Repeat each record exactly as written, and drop any images.
#### MATERIALS PROVIDED ####
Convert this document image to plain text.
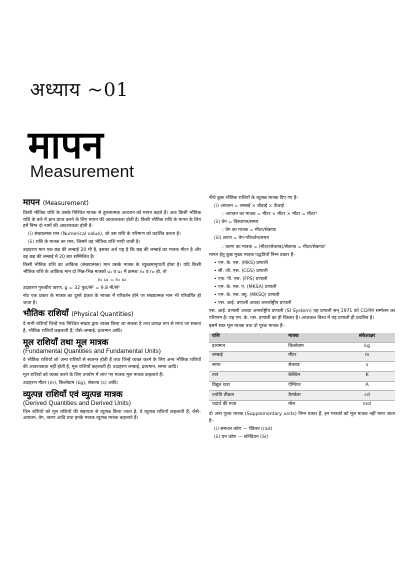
अध्याय ~01
मापन
Measurement
मापन (Measurement)

किसी भौतिक राशि के उसके निश्चित मात्रक से तुलनात्मक अध्ययन को मापन कहते हैं। अतः किसी भौतिक राशि के बारे में ज्ञान प्राप्त करने के लिए मापन की आवश्यकता होती है। किसी भौतिक राशि के मापन के लिए हमें निम्न दो नामों की आवश्यकता होती है–

(i) संख्यात्मक मान (Numerical value), जो उस राशि के परिमाण को प्रदर्शित करता है।

(ii) राशि के मात्रक का मान, जिसमें वह भौतिक राशि मापी जाती है।

उदाहरण मान एक छड़ की लम्बाई 20 मी है, इसका अर्थ यह है कि छड़ की लम्बाई का मात्रक मीटर है और वह छड़ की लम्बाई में 20 बार सम्मिलित है।

किसी भौतिक राशि का आंकिक (संख्यात्मक) मान उसके मात्रक के व्युत्क्रमानुपाती होता है। यदि किसी भौतिक राशि के आंकिक मान दो भिन्न-भिन्न मात्रकों u₁ व u₂ में क्रमशः n₁ व n₂ हो, तो

n₁ u₁ = n₂ u₂

उदाहरण गुरुत्वीय त्वरण, g = 32 फुट/से² = 9.8 मी/से²

नोट एक प्रकार के मात्रक का दूसरे प्रकार के मात्रक में परिवर्तन होने पर संख्यात्मक मान भी परिवर्तित हो जाता है।

भौतिक राशियाँ (Physical Quantities)

वे सभी राशियाँ जिन्हें एक निश्चित संख्या द्वारा व्यक्त किया जा सकता है तथा प्रत्यक्ष रूप से मापा जा सकता है, भौतिक राशियाँ कहलाती हैं; जैसे–लम्बाई, द्रव्यमान आदि।

मूल राशियाँ तथा मूल मात्रक
(Fundamental Quantities and Fundamental Units)

वे भौतिक राशियाँ जो अन्य राशियों से स्वतन्त्र होती हैं तथा जिन्हें व्यक्त करने के लिए अन्य भौतिक राशियों की आवश्यकता नहीं होती है, मूल राशियाँ कहलाती हैं। उदाहरण लम्बाई, द्रव्यमान, समय आदि।

मूल राशियों को व्यक्त करने के लिए उपयोग में लाए गए मात्रक मूल मात्रक कहलाते हैं।

उदाहरण मीटर (m), किलोग्राम (kg), सेकण्ड (s) आदि।

व्युत्पन्न राशियाँ एवं व्युत्पन्न मात्रक
(Derived Quantities and Derived Units)

जिन राशियों को मूल राशियों की सहायता से व्युत्पन्न किया जाता है, वे व्युत्पन्न राशियाँ कहलाती हैं; जैसे– आयतन, वेग, त्वरण आदि तथा इनके मात्रक व्युत्पन्न मात्रक कहलाते हैं।

नीचे कुछ भौतिक राशियों के व्युत्पन्न मात्रक दिए गए हैं–

(i) आयतन = लम्बाई × चौड़ाई × ऊँचाई

∴ आयतन का मात्रक = मीटर × मीटर × मीटर = मीटर³

(ii) वेग = विस्थापन/समय

∴ वेग का मात्रक = मीटर/सेकण्ड

(iii) त्वरण = वेग-परिवर्तन/समय

∴ त्वरण का मात्रक = (मीटर/सेकण्ड)/सेकण्ड = मीटर/सेकण्ड²

मापन हेतु कुछ मुख्य मात्रक पद्धतियाँ निम्न प्रकार हैं–

• एम. के. एस. (MKS) प्रणाली

• सी. जी. एस. (CGS) प्रणाली

• एफ. पी. एस. (FPS) प्रणाली

• एम. के. एस. ए. (MKSA) प्रणाली

• एम. के. एस. क्यू. (MKSQ) प्रणाली

• एस. आई. प्रणाली अथवा अन्तर्राष्ट्रीय प्रणाली

एस. आई. प्रणाली अथवा अन्तर्राष्ट्रीय प्रणाली (SI System) यह प्रणाली सन् 1971 को CGPM सम्मेलन का परिणाम है। यह एम. के. एस. प्रणाली का ही विस्तार है। आजकल विश्व में यह प्रणाली ही प्रचलित है।

इसमें सात मूल मात्रक तथा दो पूरक मात्रक हैं–

राशि	मात्रक	संकेताक्षर
द्रव्यमान	किलोग्राम	kg
लम्बाई	मीटर	m
समय	सेकण्ड	s
ताप	केल्विन	K
विद्युत धारा	ऐम्पियर	A
ज्योति तीव्रता	कैण्डेला	cd
पदार्थ की मात्रा	मोल	mol

दो अन्य पूरक मात्रक (Supplementary units) निम्न प्रकार हैं, इन मात्रकों को मूल मात्रक नहीं माना जाता है–

(i) समतल कोण — रेडियन (rad)

(ii) घन कोण — स्टेरेडियन (Sr)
####
• _CORRECT OUTPUT_:
Convert this document image to plain text.
अध्याय ~01
मापन
Measurement
मापन (Measurement)

किसी भौतिक राशि के उसके निश्चित मात्रक से तुलनात्मक अध्ययन को मापन कहते हैं। अतः किसी भौतिक राशि के बारे में ज्ञान प्राप्त करने के लिए मापन की आवश्यकता होती है। किसी भौतिक राशि के मापन के लिए हमें निम्न दो नामों की आवश्यकता होती है–

(i) संख्यात्मक मान (Numerical value), जो उस राशि के परिमाण को प्रदर्शित करता है।

(ii) राशि के मात्रक का मान, जिसमें वह भौतिक राशि मापी जाती है।

उदाहरण मान एक छड़ की लम्बाई 20 मी है, इसका अर्थ यह है कि छड़ की लम्बाई का मात्रक मीटर है और वह छड़ की लम्बाई में 20 बार सम्मिलित है।

किसी भौतिक राशि का आंकिक (संख्यात्मक) मान उसके मात्रक के व्युत्क्रमानुपाती होता है। यदि किसी भौतिक राशि के आंकिक मान दो भिन्न-भिन्न मात्रकों u₁ व u₂ में क्रमशः n₁ व n₂ हो, तो

n₁ u₁ = n₂ u₂

उदाहरण गुरुत्वीय त्वरण, g = 32 फुट/से² = 9.8 मी/से²

नोट एक प्रकार के मात्रक का दूसरे प्रकार के मात्रक में परिवर्तन होने पर संख्यात्मक मान भी परिवर्तित हो जाता है।

भौतिक राशियाँ (Physical Quantities)

वे सभी राशियाँ जिन्हें एक निश्चित संख्या द्वारा व्यक्त किया जा सकता है तथा प्रत्यक्ष रूप से मापा जा सकता है, भौतिक राशियाँ कहलाती हैं; जैसे–लम्बाई, द्रव्यमान आदि।

मूल राशियाँ तथा मूल मात्रक
(Fundamental Quantities and Fundamental Units)

वे भौतिक राशियाँ जो अन्य राशियों से स्वतन्त्र होती हैं तथा जिन्हें व्यक्त करने के लिए अन्य भौतिक राशियों की आवश्यकता नहीं होती है, मूल राशियाँ कहलाती हैं। उदाहरण लम्बाई, द्रव्यमान, समय आदि।

मूल राशियों को व्यक्त करने के लिए उपयोग में लाए गए मात्रक मूल मात्रक कहलाते हैं।

उदाहरण मीटर (m), किलोग्राम (kg), सेकण्ड (s) आदि।

व्युत्पन्न राशियाँ एवं व्युत्पन्न मात्रक
(Derived Quantities and Derived Units)

जिन राशियों को मूल राशियों की सहायता से व्युत्पन्न किया जाता है, वे व्युत्पन्न राशियाँ कहलाती हैं; जैसे– आयतन, वेग, त्वरण आदि तथा इनके मात्रक व्युत्पन्न मात्रक कहलाते हैं।

नीचे कुछ भौतिक राशियों के व्युत्पन्न मात्रक दिए गए हैं–

(i) आयतन = लम्बाई × चौड़ाई × ऊँचाई

∴ आयतन का मात्रक = मीटर × मीटर × मीटर = मीटर³

(ii) वेग = विस्थापन/समय

∴ वेग का मात्रक = मीटर/सेकण्ड

(iii) त्वरण = वेग-परिवर्तन/समय

∴ त्वरण का मात्रक = (मीटर/सेकण्ड)/सेकण्ड = मीटर/सेकण्ड²

मापन हेतु कुछ मुख्य मात्रक पद्धतियाँ निम्न प्रकार हैं–

• एम. के. एस. (MKS) प्रणाली

• सी. जी. एस. (CGS) प्रणाली

• एफ. पी. एस. (FPS) प्रणाली

• एम. के. एस. ए. (MKSA) प्रणाली

• एम. के. एस. क्यू. (MKSQ) प्रणाली

• एस. आई. प्रणाली अथवा अन्तर्राष्ट्रीय प्रणाली

एस. आई. प्रणाली अथवा अन्तर्राष्ट्रीय प्रणाली (SI System) यह प्रणाली सन् 1971 को CGPM सम्मेलन का परिणाम है। यह एम. के. एस. प्रणाली का ही विस्तार है। आजकल विश्व में यह प्रणाली ही प्रचलित है।

इसमें सात मूल मात्रक तथा दो पूरक मात्रक हैं–

राशि	मात्रक	संकेताक्षर
द्रव्यमान	किलोग्राम	kg
लम्बाई	मीटर	m
समय	सेकण्ड	s
ताप	केल्विन	K
विद्युत धारा	ऐम्पियर	A
ज्योति तीव्रता	कैण्डेला	cd
पदार्थ की मात्रा	मोल	mol

दो अन्य पूरक मात्रक (Supplementary units) निम्न प्रकार हैं, इन मात्रकों को मूल मात्रक नहीं माना जाता है–

(i) समतल कोण — रेडियन (rad)

(ii) घन कोण — स्टेरेडियन (Sr)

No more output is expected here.